Job: Search the listing for the string "Holdings" and copy every line that contains it.

Information supplied:
--------------------------------------------------
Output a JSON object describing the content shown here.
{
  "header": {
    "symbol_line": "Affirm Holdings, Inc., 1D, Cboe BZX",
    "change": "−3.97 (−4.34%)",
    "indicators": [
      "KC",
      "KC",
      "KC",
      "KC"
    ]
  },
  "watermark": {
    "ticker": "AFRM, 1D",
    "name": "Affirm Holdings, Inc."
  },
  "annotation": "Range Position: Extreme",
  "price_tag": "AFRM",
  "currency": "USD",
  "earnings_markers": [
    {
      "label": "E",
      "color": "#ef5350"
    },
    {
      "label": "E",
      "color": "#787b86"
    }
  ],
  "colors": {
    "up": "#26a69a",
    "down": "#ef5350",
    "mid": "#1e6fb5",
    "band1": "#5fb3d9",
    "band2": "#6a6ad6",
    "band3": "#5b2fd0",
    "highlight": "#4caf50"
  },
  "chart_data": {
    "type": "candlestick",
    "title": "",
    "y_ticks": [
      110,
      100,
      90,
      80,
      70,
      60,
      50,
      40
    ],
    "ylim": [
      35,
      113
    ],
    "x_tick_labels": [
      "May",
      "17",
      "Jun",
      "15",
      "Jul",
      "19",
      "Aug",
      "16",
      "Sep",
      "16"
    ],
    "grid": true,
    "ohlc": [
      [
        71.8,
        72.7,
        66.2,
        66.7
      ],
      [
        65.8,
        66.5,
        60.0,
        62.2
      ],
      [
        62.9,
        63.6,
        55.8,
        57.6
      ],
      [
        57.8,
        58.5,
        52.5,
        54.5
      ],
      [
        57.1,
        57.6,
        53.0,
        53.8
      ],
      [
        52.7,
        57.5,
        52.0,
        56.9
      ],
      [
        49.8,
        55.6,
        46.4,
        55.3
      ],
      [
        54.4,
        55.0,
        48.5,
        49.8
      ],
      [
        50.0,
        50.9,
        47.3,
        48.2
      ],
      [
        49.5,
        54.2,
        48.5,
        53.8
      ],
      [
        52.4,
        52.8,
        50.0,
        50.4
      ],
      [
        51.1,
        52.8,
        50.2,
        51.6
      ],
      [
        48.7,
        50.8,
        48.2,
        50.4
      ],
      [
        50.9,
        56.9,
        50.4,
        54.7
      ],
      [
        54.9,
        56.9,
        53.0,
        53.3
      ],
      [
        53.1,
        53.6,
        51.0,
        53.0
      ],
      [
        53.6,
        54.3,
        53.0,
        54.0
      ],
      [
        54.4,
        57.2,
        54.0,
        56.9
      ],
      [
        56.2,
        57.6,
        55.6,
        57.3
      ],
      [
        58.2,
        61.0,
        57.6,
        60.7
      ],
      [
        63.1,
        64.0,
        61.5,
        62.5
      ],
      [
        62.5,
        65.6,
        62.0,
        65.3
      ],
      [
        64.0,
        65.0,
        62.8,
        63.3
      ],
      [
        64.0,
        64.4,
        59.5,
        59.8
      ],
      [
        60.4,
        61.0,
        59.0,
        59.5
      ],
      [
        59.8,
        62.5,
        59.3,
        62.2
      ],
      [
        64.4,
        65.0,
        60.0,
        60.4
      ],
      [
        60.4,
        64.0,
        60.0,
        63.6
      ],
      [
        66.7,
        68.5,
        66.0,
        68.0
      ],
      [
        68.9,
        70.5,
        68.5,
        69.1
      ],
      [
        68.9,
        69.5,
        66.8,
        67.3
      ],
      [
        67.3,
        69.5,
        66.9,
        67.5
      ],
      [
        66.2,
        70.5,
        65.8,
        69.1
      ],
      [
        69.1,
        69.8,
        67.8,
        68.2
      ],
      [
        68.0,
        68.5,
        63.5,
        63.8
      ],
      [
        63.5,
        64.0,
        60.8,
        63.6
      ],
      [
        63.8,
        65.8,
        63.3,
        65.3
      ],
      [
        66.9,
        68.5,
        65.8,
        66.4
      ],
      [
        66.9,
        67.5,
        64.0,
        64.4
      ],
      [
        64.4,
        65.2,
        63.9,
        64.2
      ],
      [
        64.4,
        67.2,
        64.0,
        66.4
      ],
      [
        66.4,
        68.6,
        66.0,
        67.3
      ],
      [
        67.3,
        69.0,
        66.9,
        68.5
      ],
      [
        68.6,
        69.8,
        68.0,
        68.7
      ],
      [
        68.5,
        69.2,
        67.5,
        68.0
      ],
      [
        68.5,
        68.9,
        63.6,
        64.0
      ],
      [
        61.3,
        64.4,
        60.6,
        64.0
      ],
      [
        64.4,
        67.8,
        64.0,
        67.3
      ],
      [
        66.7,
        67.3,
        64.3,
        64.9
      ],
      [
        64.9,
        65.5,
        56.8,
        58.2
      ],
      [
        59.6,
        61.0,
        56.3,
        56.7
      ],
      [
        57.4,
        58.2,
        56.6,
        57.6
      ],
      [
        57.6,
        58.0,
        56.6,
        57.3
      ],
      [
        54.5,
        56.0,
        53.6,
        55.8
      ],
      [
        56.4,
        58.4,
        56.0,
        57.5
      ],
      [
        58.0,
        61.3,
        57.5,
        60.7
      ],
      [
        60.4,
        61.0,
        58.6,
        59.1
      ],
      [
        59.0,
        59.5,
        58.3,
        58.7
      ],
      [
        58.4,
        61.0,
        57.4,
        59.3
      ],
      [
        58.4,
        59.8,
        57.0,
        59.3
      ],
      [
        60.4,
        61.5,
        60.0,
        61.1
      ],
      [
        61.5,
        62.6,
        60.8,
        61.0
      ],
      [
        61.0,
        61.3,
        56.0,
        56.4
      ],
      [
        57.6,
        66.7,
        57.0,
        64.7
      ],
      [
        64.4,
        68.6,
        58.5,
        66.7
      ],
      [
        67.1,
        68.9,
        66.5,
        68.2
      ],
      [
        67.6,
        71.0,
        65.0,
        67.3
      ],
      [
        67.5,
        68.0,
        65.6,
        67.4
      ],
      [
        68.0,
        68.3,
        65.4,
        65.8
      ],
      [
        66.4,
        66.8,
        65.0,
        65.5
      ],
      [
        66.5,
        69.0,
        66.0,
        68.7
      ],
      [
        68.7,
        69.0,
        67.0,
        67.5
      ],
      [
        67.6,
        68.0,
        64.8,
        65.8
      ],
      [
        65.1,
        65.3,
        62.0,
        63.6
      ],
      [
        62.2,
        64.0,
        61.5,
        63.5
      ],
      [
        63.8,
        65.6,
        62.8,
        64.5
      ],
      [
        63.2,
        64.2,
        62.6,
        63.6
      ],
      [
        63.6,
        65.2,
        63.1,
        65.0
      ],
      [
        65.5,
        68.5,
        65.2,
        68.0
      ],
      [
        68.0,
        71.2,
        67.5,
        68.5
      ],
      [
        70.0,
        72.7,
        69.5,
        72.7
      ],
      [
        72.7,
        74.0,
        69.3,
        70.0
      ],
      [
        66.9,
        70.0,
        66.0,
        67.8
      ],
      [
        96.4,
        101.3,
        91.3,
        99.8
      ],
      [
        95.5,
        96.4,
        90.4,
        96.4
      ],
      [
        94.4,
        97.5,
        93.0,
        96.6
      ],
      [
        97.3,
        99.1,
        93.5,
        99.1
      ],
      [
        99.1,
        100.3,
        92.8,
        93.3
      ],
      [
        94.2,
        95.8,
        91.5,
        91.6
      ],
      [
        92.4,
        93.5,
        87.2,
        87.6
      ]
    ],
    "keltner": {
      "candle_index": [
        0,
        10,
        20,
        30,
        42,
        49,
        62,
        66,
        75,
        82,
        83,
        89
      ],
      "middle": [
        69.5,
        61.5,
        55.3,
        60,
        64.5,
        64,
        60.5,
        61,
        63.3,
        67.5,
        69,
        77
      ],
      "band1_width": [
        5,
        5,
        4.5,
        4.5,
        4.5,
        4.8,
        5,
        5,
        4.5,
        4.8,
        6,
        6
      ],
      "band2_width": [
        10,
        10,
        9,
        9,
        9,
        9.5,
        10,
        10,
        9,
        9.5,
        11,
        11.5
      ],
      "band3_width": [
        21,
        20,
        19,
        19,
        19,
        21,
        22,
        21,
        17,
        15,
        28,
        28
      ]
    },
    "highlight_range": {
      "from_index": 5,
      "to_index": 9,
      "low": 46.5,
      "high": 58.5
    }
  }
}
--------------------------------------------------
Written response:
    "symbol_line": "Affirm Holdings, Inc., 1D, Cboe BZX",
    "name": "Affirm Holdings, Inc."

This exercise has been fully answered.